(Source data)
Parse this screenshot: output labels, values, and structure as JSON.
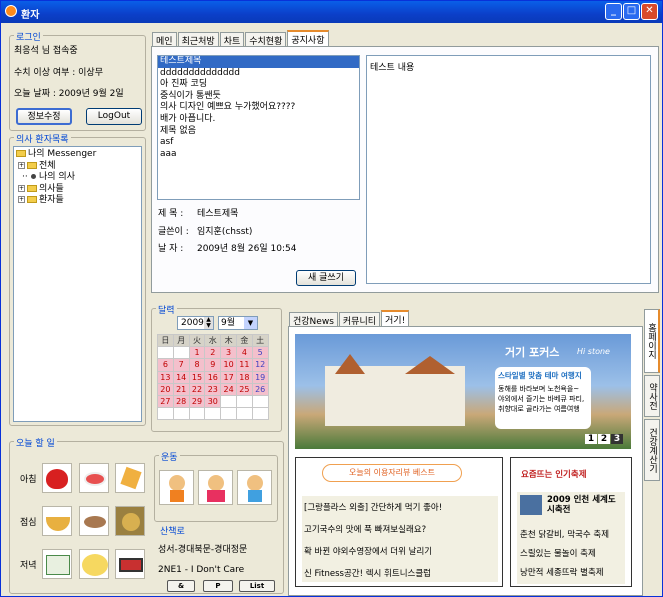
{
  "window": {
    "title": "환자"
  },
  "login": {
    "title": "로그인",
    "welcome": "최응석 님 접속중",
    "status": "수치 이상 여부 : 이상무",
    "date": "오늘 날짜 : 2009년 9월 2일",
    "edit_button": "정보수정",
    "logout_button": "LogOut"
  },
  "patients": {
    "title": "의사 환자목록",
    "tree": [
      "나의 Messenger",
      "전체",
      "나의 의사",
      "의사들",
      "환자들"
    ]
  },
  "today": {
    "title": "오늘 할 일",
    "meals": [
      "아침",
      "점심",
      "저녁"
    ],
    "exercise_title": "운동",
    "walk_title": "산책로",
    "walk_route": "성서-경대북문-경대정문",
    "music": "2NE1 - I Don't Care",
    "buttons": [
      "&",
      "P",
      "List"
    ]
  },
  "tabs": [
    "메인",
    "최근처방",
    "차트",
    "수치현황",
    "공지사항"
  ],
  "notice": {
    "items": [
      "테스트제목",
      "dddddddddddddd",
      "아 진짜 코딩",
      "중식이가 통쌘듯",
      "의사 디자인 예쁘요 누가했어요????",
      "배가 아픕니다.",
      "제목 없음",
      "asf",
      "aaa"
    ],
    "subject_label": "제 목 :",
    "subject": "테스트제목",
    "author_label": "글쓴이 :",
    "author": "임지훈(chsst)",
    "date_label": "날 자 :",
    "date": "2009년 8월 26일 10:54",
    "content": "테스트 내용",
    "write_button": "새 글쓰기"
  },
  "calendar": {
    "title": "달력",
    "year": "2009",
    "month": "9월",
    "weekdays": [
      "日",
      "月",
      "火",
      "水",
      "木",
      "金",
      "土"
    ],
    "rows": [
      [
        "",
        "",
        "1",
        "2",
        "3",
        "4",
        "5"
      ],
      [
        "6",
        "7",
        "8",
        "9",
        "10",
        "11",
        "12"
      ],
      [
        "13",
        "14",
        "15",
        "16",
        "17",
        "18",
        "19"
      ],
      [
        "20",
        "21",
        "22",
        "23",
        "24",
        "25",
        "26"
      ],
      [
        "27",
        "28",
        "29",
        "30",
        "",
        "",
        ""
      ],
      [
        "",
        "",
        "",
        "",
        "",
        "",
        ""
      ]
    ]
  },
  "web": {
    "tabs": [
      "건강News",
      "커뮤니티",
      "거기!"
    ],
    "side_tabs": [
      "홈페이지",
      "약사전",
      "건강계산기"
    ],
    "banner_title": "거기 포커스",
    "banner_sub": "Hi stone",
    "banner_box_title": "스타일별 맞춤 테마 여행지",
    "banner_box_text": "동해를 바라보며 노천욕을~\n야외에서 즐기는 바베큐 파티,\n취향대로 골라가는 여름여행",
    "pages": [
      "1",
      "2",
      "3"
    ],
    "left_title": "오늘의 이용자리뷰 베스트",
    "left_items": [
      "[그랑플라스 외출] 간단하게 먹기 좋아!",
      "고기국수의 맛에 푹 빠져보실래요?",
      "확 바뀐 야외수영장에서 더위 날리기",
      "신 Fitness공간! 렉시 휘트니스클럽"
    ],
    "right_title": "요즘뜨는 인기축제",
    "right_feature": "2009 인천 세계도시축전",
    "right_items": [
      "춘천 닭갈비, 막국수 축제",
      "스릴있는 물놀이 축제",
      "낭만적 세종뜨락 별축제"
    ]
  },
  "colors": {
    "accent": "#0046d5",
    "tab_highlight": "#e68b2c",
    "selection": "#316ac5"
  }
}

EXERCISE DESCRIPTION — Your job is to transcribe the entries above exactly; skip the pictures.

ANSWER FOR THE TASK —
Parse this screenshot: output labels, values, and structure as JSON.
{
  "window": {
    "title": "환자"
  },
  "login": {
    "title": "로그인",
    "welcome": "최응석 님 접속중",
    "status": "수치 이상 여부 : 이상무",
    "date": "오늘 날짜 : 2009년 9월 2일",
    "edit_button": "정보수정",
    "logout_button": "LogOut"
  },
  "patients": {
    "title": "의사 환자목록",
    "tree": [
      "나의 Messenger",
      "전체",
      "나의 의사",
      "의사들",
      "환자들"
    ]
  },
  "today": {
    "title": "오늘 할 일",
    "meals": [
      "아침",
      "점심",
      "저녁"
    ],
    "exercise_title": "운동",
    "walk_title": "산책로",
    "walk_route": "성서-경대북문-경대정문",
    "music": "2NE1 - I Don't Care",
    "buttons": [
      "&",
      "P",
      "List"
    ]
  },
  "tabs": [
    "메인",
    "최근처방",
    "차트",
    "수치현황",
    "공지사항"
  ],
  "notice": {
    "items": [
      "테스트제목",
      "dddddddddddddd",
      "아 진짜 코딩",
      "중식이가 통쌘듯",
      "의사 디자인 예쁘요 누가했어요????",
      "배가 아픕니다.",
      "제목 없음",
      "asf",
      "aaa"
    ],
    "subject_label": "제 목 :",
    "subject": "테스트제목",
    "author_label": "글쓴이 :",
    "author": "임지훈(chsst)",
    "date_label": "날 자 :",
    "date": "2009년 8월 26일 10:54",
    "content": "테스트 내용",
    "write_button": "새 글쓰기"
  },
  "calendar": {
    "title": "달력",
    "year": "2009",
    "month": "9월",
    "weekdays": [
      "日",
      "月",
      "火",
      "水",
      "木",
      "金",
      "土"
    ],
    "rows": [
      [
        "",
        "",
        "1",
        "2",
        "3",
        "4",
        "5"
      ],
      [
        "6",
        "7",
        "8",
        "9",
        "10",
        "11",
        "12"
      ],
      [
        "13",
        "14",
        "15",
        "16",
        "17",
        "18",
        "19"
      ],
      [
        "20",
        "21",
        "22",
        "23",
        "24",
        "25",
        "26"
      ],
      [
        "27",
        "28",
        "29",
        "30",
        "",
        "",
        ""
      ],
      [
        "",
        "",
        "",
        "",
        "",
        "",
        ""
      ]
    ]
  },
  "web": {
    "tabs": [
      "건강News",
      "커뮤니티",
      "거기!"
    ],
    "side_tabs": [
      "홈페이지",
      "약사전",
      "건강계산기"
    ],
    "banner_title": "거기 포커스",
    "banner_sub": "Hi stone",
    "banner_box_title": "스타일별 맞춤 테마 여행지",
    "banner_box_text": "동해를 바라보며 노천욕을~\n야외에서 즐기는 바베큐 파티,\n취향대로 골라가는 여름여행",
    "pages": [
      "1",
      "2",
      "3"
    ],
    "left_title": "오늘의 이용자리뷰 베스트",
    "left_items": [
      "[그랑플라스 외출] 간단하게 먹기 좋아!",
      "고기국수의 맛에 푹 빠져보실래요?",
      "확 바뀐 야외수영장에서 더위 날리기",
      "신 Fitness공간! 렉시 휘트니스클럽"
    ],
    "right_title": "요즘뜨는 인기축제",
    "right_feature": "2009 인천 세계도시축전",
    "right_items": [
      "춘천 닭갈비, 막국수 축제",
      "스릴있는 물놀이 축제",
      "낭만적 세종뜨락 별축제"
    ]
  },
  "colors": {
    "accent": "#0046d5",
    "tab_highlight": "#e68b2c",
    "selection": "#316ac5"
  }
}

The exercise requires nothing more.